**Short task**.
Repeat the listing exactly as given, omitting every image.

**Given data**.
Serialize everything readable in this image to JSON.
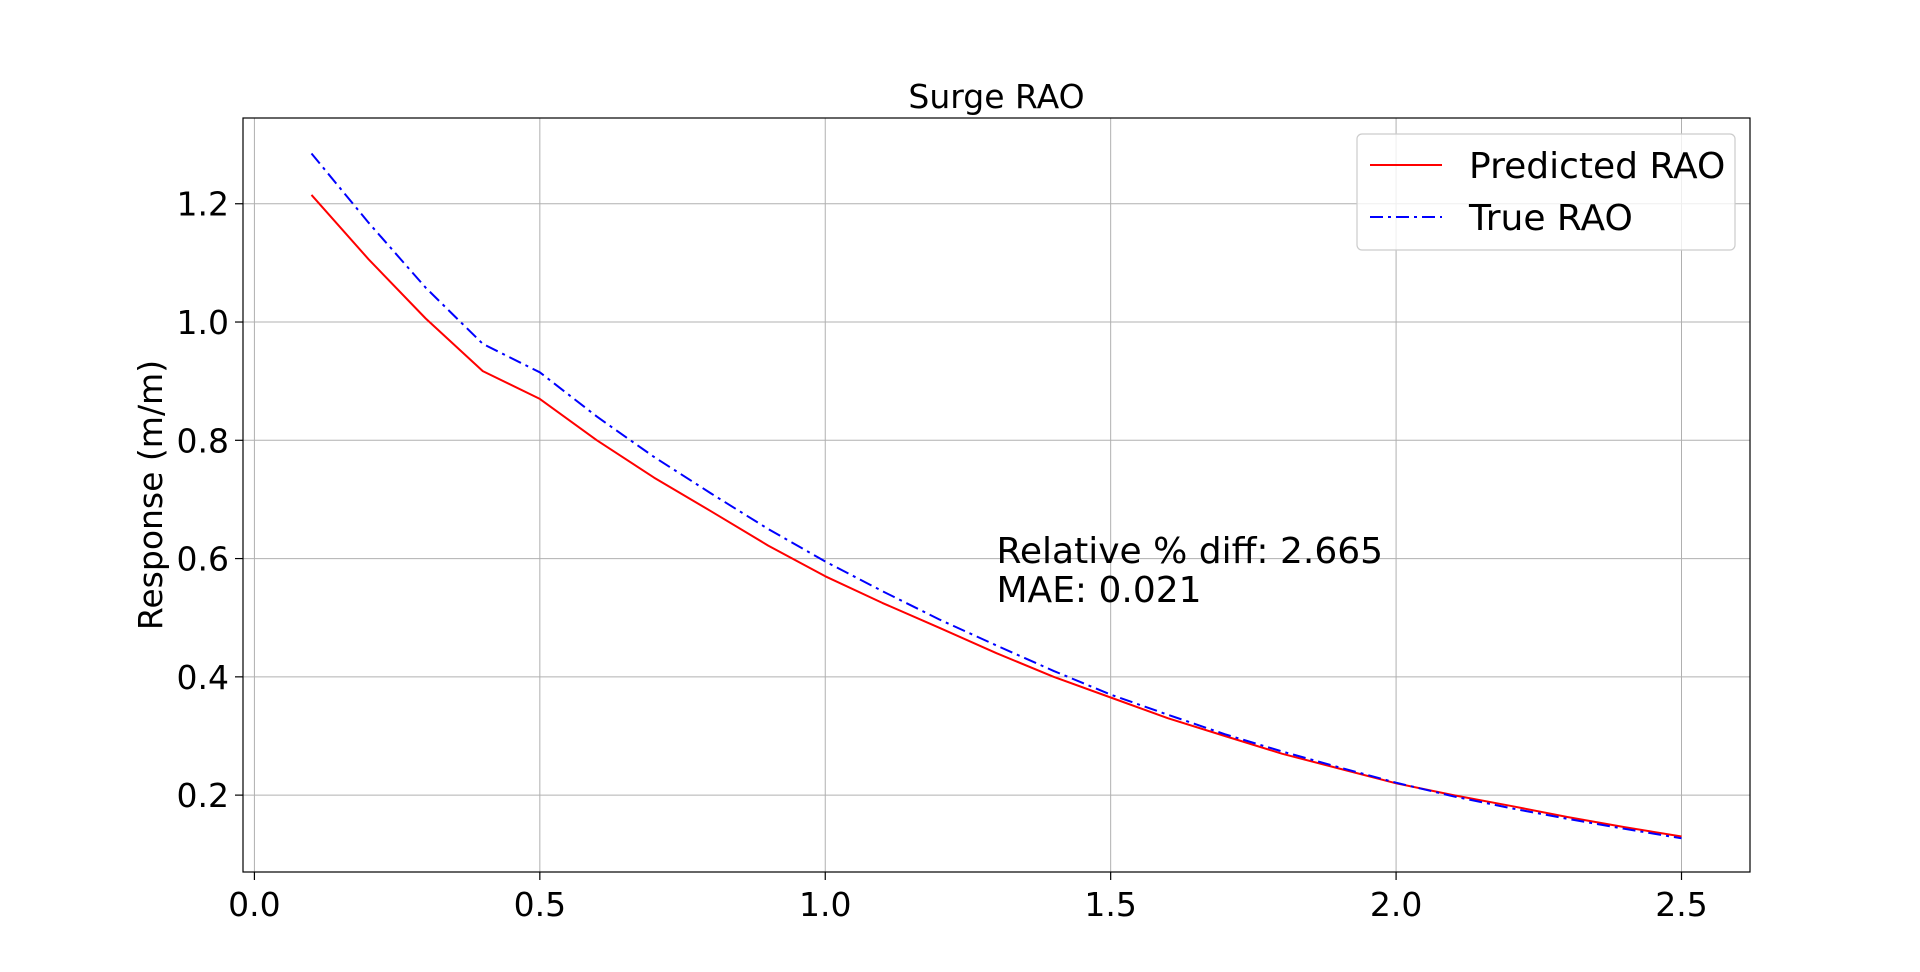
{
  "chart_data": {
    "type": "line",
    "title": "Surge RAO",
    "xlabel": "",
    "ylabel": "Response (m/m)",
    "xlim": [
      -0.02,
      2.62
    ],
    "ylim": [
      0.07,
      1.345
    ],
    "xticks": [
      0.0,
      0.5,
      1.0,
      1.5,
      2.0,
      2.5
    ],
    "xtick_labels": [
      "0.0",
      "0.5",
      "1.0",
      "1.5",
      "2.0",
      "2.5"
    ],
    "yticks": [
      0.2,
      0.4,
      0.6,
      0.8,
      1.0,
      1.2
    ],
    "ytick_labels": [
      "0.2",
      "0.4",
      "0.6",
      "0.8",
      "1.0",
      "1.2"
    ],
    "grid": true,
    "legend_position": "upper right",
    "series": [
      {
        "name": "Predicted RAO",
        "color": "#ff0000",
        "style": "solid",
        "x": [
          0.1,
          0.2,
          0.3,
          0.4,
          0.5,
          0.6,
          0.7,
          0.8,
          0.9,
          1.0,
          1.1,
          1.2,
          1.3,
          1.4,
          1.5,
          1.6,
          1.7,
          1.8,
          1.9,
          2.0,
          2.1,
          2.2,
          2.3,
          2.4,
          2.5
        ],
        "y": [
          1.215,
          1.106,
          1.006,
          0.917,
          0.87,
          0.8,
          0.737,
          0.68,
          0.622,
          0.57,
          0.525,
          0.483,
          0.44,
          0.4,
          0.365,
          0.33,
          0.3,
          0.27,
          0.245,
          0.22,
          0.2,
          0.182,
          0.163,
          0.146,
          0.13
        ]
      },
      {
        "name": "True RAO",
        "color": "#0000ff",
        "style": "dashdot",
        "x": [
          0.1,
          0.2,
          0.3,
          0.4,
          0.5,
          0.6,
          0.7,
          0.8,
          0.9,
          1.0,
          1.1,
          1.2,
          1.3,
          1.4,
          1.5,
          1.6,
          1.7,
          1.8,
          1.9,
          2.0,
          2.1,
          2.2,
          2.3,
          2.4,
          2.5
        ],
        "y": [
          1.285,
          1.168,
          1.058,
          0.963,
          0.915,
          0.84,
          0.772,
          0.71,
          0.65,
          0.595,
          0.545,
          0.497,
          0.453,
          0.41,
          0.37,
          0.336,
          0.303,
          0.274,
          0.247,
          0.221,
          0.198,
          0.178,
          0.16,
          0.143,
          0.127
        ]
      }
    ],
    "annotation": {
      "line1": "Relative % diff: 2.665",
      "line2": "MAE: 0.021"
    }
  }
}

**Task answer**.
Serialize everything readable in this image to JSON.
{
  "chart_data": {
    "type": "line",
    "title": "Surge RAO",
    "xlabel": "",
    "ylabel": "Response (m/m)",
    "xlim": [
      -0.02,
      2.62
    ],
    "ylim": [
      0.07,
      1.345
    ],
    "xticks": [
      0.0,
      0.5,
      1.0,
      1.5,
      2.0,
      2.5
    ],
    "xtick_labels": [
      "0.0",
      "0.5",
      "1.0",
      "1.5",
      "2.0",
      "2.5"
    ],
    "yticks": [
      0.2,
      0.4,
      0.6,
      0.8,
      1.0,
      1.2
    ],
    "ytick_labels": [
      "0.2",
      "0.4",
      "0.6",
      "0.8",
      "1.0",
      "1.2"
    ],
    "grid": true,
    "legend_position": "upper right",
    "series": [
      {
        "name": "Predicted RAO",
        "color": "#ff0000",
        "style": "solid",
        "x": [
          0.1,
          0.2,
          0.3,
          0.4,
          0.5,
          0.6,
          0.7,
          0.8,
          0.9,
          1.0,
          1.1,
          1.2,
          1.3,
          1.4,
          1.5,
          1.6,
          1.7,
          1.8,
          1.9,
          2.0,
          2.1,
          2.2,
          2.3,
          2.4,
          2.5
        ],
        "y": [
          1.215,
          1.106,
          1.006,
          0.917,
          0.87,
          0.8,
          0.737,
          0.68,
          0.622,
          0.57,
          0.525,
          0.483,
          0.44,
          0.4,
          0.365,
          0.33,
          0.3,
          0.27,
          0.245,
          0.22,
          0.2,
          0.182,
          0.163,
          0.146,
          0.13
        ]
      },
      {
        "name": "True RAO",
        "color": "#0000ff",
        "style": "dashdot",
        "x": [
          0.1,
          0.2,
          0.3,
          0.4,
          0.5,
          0.6,
          0.7,
          0.8,
          0.9,
          1.0,
          1.1,
          1.2,
          1.3,
          1.4,
          1.5,
          1.6,
          1.7,
          1.8,
          1.9,
          2.0,
          2.1,
          2.2,
          2.3,
          2.4,
          2.5
        ],
        "y": [
          1.285,
          1.168,
          1.058,
          0.963,
          0.915,
          0.84,
          0.772,
          0.71,
          0.65,
          0.595,
          0.545,
          0.497,
          0.453,
          0.41,
          0.37,
          0.336,
          0.303,
          0.274,
          0.247,
          0.221,
          0.198,
          0.178,
          0.16,
          0.143,
          0.127
        ]
      }
    ],
    "annotation": {
      "line1": "Relative % diff: 2.665",
      "line2": "MAE: 0.021"
    }
  }
}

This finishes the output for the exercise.